**WHAT NEEDS TO BE DONE**
Check every line below for the string "this". Copy the ones that have it.
┌─ DATA FOR REVIEW
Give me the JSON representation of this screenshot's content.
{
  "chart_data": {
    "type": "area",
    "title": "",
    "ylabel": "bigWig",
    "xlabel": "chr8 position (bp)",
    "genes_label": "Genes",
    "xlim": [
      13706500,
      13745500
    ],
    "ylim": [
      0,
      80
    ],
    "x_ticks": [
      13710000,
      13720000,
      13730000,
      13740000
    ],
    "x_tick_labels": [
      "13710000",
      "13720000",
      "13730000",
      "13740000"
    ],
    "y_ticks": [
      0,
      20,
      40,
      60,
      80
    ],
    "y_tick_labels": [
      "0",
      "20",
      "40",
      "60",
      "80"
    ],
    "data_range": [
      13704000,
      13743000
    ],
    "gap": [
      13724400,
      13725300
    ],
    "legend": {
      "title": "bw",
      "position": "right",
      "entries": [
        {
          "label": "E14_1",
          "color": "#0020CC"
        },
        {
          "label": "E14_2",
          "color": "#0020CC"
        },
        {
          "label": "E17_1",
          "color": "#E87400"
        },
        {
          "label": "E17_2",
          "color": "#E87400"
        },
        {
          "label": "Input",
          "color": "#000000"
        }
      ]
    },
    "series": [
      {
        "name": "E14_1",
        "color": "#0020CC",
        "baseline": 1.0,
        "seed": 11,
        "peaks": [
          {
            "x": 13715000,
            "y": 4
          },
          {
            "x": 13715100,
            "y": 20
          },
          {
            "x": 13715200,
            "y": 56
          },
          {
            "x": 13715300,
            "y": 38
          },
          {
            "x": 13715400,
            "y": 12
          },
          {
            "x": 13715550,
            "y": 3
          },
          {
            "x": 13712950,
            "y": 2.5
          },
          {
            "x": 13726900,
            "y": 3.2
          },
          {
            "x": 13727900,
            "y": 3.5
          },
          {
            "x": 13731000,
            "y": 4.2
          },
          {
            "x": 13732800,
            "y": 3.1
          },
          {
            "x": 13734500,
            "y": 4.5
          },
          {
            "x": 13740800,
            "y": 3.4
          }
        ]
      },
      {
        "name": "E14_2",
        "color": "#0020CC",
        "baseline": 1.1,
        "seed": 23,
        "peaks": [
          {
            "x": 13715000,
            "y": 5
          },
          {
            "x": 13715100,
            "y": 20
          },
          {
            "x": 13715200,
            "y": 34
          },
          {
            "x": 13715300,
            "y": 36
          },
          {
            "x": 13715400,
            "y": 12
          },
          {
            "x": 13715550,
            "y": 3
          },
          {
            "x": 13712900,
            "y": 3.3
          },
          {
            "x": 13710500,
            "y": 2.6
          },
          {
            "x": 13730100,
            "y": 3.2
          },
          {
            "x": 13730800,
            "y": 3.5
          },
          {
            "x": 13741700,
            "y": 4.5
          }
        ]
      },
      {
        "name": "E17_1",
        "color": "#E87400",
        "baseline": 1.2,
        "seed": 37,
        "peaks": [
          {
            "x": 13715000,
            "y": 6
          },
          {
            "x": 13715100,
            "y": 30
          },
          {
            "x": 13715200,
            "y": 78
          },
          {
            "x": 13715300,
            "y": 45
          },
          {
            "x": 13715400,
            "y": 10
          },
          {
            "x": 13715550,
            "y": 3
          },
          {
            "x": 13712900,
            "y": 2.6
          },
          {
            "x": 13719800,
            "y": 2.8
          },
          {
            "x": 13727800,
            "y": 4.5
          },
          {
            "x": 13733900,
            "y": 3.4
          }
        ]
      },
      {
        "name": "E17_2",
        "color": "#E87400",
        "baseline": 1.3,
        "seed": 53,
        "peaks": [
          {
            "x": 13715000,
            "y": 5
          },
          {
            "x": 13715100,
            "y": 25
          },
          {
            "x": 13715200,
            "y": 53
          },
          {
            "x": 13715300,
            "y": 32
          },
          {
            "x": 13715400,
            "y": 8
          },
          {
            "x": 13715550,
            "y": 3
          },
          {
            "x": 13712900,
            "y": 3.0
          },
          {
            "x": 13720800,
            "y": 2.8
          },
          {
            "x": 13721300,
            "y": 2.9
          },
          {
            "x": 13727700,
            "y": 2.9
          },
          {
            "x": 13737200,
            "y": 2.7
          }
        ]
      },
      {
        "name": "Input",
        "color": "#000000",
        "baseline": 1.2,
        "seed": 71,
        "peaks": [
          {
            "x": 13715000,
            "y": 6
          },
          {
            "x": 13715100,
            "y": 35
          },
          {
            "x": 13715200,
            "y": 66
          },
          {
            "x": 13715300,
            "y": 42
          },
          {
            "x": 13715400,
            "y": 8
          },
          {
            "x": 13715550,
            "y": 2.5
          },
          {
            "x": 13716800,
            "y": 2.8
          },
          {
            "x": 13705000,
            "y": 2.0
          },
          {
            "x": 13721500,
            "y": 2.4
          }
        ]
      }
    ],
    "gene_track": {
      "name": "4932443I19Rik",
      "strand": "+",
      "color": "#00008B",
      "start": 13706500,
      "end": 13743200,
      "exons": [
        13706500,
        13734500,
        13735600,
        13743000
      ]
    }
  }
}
└─
┌─ DATA FOR REVIEW
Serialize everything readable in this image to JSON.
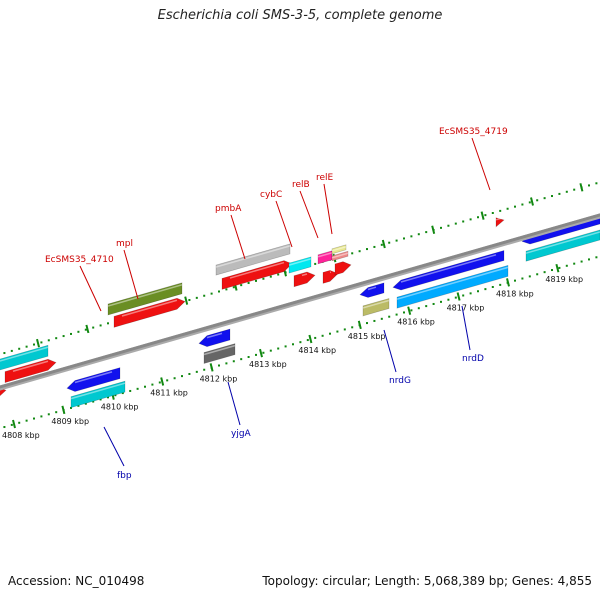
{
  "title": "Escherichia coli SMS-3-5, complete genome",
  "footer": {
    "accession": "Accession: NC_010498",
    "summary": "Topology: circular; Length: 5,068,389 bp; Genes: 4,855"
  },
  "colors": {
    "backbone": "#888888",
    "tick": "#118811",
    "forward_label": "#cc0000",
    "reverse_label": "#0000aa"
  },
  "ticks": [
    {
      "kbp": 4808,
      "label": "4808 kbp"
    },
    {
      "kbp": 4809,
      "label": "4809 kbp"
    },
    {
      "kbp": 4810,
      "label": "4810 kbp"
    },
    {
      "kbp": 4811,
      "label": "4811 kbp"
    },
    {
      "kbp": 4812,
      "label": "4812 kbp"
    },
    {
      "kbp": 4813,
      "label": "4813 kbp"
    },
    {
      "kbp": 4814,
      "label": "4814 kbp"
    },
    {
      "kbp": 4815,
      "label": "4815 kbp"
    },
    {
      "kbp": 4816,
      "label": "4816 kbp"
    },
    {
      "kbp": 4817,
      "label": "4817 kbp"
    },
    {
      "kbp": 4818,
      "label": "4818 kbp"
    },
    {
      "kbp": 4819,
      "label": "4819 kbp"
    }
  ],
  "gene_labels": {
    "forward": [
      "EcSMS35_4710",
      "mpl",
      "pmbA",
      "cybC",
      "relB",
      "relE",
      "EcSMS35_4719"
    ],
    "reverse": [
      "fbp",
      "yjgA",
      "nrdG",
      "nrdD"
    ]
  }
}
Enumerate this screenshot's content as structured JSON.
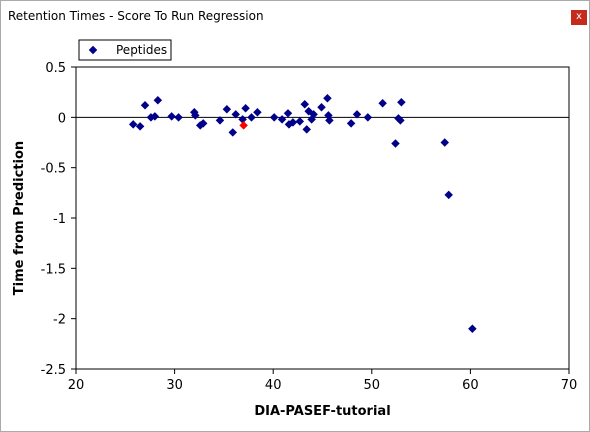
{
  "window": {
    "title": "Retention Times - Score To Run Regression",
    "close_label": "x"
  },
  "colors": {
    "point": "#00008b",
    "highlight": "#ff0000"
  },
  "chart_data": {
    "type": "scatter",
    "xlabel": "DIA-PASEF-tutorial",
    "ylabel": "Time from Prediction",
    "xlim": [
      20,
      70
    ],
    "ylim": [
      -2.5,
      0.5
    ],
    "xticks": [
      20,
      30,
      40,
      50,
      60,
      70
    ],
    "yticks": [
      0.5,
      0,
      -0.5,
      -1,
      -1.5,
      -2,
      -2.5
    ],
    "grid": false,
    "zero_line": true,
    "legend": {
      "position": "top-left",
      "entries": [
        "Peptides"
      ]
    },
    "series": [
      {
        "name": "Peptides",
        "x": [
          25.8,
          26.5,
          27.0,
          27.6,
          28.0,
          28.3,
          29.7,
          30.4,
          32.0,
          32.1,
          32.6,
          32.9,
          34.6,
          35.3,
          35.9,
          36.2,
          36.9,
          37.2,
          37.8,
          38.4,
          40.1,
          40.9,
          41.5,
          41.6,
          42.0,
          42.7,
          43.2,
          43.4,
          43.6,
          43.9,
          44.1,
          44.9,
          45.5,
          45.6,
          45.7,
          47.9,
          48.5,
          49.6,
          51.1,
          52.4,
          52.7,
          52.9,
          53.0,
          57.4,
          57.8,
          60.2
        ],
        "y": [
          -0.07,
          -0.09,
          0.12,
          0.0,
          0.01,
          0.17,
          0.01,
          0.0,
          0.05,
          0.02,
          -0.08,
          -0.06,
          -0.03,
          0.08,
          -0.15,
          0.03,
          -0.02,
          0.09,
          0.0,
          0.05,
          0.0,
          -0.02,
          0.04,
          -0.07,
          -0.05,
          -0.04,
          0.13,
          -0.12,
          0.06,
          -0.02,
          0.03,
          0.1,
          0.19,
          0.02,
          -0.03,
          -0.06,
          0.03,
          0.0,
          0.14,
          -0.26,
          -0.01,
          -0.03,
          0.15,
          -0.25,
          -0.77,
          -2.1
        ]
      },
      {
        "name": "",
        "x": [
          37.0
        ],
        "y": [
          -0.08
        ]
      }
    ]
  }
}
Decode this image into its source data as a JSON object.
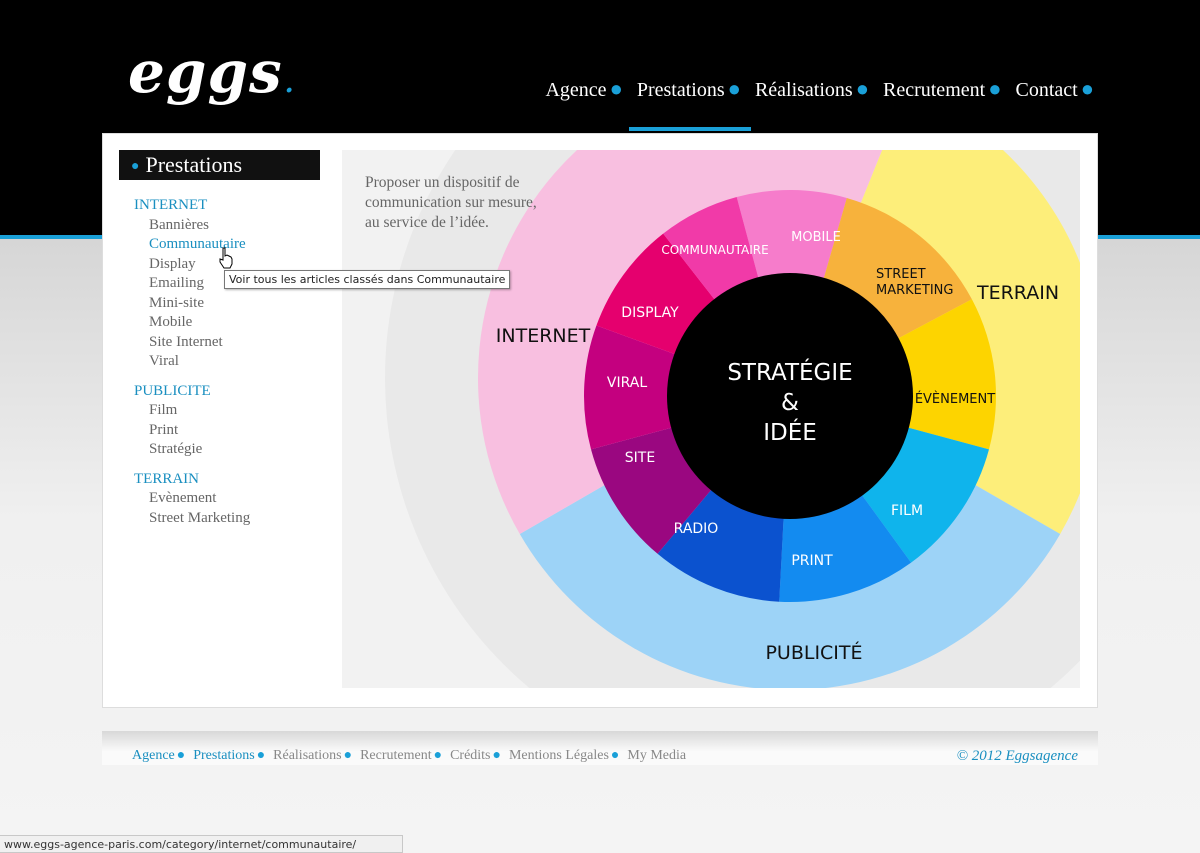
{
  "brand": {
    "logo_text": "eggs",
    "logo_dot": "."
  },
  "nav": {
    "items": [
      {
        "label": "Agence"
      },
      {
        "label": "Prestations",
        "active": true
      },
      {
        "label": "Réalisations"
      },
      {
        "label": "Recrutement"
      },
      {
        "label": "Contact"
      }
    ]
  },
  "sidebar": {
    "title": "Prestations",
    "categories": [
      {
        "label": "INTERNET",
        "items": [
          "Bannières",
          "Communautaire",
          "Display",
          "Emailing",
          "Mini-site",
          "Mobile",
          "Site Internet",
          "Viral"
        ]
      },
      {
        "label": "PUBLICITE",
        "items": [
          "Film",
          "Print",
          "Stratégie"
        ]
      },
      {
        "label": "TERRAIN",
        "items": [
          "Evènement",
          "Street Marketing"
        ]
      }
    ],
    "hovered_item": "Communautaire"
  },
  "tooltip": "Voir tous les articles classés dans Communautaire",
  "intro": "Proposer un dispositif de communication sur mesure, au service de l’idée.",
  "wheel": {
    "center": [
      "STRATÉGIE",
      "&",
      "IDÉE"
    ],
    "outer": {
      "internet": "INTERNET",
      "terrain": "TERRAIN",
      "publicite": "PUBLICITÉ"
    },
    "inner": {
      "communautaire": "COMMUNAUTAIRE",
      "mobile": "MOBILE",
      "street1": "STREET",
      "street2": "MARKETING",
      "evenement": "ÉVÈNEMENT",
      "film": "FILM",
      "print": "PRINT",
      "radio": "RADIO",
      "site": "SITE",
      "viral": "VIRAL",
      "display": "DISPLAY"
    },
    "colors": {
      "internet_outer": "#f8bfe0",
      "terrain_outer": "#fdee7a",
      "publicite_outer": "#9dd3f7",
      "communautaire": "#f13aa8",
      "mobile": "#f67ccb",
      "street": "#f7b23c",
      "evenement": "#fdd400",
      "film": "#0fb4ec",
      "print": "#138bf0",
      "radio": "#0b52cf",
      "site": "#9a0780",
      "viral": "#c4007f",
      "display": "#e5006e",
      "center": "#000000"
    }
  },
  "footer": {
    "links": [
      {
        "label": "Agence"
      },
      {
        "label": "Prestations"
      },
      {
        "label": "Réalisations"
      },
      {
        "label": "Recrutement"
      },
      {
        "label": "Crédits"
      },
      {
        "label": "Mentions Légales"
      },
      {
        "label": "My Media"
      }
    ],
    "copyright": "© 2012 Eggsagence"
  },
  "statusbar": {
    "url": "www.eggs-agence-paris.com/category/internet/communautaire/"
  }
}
└─
**THE ANSWER**
Give me the JSON representation of this screenshot's content.
Serialize everything readable in this image to JSON.
Enumerate this screenshot's content as structured JSON.
Decode this image into its source data as a JSON object.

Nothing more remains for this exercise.